■ **EXERCISE INSTRUCTIONS**:
Exactly as given, repeat all of the entries.

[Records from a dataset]
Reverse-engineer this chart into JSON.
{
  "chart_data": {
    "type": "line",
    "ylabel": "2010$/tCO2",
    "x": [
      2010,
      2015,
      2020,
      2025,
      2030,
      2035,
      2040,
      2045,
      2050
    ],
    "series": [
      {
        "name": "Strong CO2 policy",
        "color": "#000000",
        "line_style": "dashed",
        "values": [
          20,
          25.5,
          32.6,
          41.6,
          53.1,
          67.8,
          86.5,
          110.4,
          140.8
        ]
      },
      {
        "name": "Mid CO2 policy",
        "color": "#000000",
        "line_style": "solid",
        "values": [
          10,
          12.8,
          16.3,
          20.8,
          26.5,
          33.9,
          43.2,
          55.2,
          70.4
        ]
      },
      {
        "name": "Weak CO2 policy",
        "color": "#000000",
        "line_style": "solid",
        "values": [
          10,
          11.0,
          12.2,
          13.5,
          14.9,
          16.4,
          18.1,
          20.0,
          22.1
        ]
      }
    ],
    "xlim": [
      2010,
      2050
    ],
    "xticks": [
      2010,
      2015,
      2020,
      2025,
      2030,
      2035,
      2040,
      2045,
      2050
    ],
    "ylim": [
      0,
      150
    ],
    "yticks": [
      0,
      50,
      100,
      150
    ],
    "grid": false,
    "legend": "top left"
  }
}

■ **EXERCISE SOLUTION**:
Reverse-engineer this chart into JSON.
{
  "chart_data": {
    "type": "line",
    "ylabel": "2010$/tCO2",
    "x": [
      2010,
      2015,
      2020,
      2025,
      2030,
      2035,
      2040,
      2045,
      2050
    ],
    "series": [
      {
        "name": "Strong CO2 policy",
        "color": "#000000",
        "line_style": "dashed",
        "values": [
          20,
          25.5,
          32.6,
          41.6,
          53.1,
          67.8,
          86.5,
          110.4,
          140.8
        ]
      },
      {
        "name": "Mid CO2 policy",
        "color": "#000000",
        "line_style": "solid",
        "values": [
          10,
          12.8,
          16.3,
          20.8,
          26.5,
          33.9,
          43.2,
          55.2,
          70.4
        ]
      },
      {
        "name": "Weak CO2 policy",
        "color": "#000000",
        "line_style": "solid",
        "values": [
          10,
          11.0,
          12.2,
          13.5,
          14.9,
          16.4,
          18.1,
          20.0,
          22.1
        ]
      }
    ],
    "xlim": [
      2010,
      2050
    ],
    "xticks": [
      2010,
      2015,
      2020,
      2025,
      2030,
      2035,
      2040,
      2045,
      2050
    ],
    "ylim": [
      0,
      150
    ],
    "yticks": [
      0,
      50,
      100,
      150
    ],
    "grid": false,
    "legend": "top left"
  }
}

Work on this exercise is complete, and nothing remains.